__What to produce__.
Find the word "done" in the listing; pull out each line holding it.

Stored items

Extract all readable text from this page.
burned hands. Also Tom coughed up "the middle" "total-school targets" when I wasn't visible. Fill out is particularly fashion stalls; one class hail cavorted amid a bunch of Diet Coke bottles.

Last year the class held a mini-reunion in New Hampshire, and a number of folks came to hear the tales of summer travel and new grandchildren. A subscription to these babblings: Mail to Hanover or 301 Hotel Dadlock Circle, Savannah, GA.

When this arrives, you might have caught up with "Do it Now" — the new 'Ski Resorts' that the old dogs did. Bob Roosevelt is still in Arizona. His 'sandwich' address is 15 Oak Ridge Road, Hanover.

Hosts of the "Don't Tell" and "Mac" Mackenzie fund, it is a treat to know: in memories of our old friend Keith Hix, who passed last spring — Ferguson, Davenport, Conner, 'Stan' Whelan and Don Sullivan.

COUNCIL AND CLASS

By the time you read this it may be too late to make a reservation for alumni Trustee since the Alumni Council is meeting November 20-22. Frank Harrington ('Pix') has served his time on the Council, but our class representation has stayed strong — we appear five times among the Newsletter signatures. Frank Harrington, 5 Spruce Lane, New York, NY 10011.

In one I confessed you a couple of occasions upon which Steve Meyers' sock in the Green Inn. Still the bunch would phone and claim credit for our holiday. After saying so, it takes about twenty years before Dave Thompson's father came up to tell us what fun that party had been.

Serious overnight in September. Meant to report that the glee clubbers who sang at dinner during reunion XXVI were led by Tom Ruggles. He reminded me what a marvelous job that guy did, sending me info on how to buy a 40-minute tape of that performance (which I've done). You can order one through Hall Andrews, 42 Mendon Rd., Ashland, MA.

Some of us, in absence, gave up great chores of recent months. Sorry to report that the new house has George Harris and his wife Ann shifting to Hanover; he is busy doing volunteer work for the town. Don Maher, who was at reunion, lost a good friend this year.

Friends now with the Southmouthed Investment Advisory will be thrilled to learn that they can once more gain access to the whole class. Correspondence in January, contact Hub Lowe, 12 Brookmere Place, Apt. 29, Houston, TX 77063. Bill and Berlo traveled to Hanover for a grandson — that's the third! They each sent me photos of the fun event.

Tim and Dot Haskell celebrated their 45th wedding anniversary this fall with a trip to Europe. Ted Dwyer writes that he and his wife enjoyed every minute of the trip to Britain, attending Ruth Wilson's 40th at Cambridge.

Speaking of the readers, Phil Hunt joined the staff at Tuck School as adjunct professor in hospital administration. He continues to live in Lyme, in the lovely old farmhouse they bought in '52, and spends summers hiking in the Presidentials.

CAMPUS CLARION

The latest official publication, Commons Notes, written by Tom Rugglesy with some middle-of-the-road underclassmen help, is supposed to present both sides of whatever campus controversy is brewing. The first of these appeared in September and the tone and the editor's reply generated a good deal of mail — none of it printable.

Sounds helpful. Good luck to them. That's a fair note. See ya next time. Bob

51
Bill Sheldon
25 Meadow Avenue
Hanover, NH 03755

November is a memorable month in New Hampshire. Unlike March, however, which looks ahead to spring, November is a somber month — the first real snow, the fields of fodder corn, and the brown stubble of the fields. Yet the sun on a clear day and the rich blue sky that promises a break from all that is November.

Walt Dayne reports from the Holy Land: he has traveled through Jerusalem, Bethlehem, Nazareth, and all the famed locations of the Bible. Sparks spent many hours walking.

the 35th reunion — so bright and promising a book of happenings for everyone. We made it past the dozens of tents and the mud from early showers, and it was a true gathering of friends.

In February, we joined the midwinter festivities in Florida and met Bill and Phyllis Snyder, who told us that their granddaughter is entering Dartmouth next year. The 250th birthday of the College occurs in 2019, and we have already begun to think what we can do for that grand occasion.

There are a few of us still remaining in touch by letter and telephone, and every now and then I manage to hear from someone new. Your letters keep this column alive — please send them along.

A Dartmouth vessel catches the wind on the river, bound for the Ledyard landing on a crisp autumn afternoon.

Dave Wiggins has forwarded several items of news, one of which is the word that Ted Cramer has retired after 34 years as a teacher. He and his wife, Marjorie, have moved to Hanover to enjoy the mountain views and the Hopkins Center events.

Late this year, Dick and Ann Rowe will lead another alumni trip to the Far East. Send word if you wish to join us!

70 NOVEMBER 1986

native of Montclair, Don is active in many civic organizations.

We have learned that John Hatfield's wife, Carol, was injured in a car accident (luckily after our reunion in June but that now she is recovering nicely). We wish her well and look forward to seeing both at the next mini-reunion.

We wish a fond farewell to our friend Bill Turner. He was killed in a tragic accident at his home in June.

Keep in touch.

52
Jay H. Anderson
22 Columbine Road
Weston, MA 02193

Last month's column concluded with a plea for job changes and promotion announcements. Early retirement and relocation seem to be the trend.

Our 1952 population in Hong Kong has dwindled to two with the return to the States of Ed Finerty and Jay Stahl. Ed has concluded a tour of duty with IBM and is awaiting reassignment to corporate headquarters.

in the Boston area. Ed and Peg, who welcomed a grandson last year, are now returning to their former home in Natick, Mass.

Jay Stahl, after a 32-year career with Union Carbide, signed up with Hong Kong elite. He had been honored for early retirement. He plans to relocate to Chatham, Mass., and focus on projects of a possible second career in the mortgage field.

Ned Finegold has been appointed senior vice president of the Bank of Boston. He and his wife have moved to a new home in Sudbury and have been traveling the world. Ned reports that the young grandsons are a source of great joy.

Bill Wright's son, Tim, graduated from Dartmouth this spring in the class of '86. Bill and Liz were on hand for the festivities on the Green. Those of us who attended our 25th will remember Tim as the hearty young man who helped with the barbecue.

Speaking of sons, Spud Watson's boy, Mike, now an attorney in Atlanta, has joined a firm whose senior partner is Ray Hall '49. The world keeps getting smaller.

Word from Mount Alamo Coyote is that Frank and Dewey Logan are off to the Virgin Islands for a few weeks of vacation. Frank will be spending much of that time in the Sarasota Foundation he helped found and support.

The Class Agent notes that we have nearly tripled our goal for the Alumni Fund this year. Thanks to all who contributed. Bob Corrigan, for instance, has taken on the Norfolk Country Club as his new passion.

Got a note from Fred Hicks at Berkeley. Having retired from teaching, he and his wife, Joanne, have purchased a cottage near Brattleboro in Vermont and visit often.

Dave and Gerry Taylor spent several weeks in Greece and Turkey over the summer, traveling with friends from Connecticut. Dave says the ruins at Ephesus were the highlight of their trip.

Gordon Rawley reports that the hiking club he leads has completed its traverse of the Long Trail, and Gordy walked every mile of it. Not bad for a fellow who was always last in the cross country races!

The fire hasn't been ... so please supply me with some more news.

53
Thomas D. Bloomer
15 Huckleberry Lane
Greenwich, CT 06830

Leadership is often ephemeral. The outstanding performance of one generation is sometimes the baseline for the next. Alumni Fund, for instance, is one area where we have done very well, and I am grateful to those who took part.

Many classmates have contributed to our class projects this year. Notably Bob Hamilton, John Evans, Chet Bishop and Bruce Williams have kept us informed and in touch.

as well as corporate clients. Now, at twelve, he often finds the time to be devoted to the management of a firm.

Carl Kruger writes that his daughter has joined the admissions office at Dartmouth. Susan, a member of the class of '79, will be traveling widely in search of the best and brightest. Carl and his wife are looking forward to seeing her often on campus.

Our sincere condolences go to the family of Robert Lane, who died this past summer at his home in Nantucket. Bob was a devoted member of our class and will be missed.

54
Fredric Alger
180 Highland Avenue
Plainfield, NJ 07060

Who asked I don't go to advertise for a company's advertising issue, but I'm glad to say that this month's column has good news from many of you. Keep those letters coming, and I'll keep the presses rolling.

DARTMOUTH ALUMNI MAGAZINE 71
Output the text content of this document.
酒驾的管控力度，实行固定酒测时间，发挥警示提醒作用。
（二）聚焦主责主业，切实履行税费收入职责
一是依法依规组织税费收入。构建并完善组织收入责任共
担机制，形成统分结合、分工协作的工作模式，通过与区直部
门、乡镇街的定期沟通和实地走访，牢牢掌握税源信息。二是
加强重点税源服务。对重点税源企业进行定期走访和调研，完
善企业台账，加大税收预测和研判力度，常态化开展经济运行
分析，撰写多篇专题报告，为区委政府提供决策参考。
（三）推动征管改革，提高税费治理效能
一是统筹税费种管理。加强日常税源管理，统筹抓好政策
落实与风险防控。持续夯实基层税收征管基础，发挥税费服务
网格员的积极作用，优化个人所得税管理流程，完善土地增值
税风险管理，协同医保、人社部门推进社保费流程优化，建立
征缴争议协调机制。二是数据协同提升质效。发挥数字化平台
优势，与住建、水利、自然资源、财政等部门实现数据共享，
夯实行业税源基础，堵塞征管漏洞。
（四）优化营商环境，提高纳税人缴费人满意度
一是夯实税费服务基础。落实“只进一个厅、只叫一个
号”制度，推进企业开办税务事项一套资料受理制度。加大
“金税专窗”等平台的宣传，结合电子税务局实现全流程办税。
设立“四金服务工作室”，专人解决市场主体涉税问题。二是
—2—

__Task result__.
Serious overnight in September. Meant to report that the glee clubbers who sang at dinner during reunion XXVI were led by Tom Ruggles. He reminded me what a marvelous job that guy did, sending me info on how to buy a 40-minute tape of that performance (which I've done). You can order one through Hall Andrews, 42 Mendon Rd., Ashland, MA.
Leadership is often ephemeral. The outstanding performance of one generation is sometimes the baseline for the next. Alumni Fund, for instance, is one area where we have done very well, and I am grateful to those who took part.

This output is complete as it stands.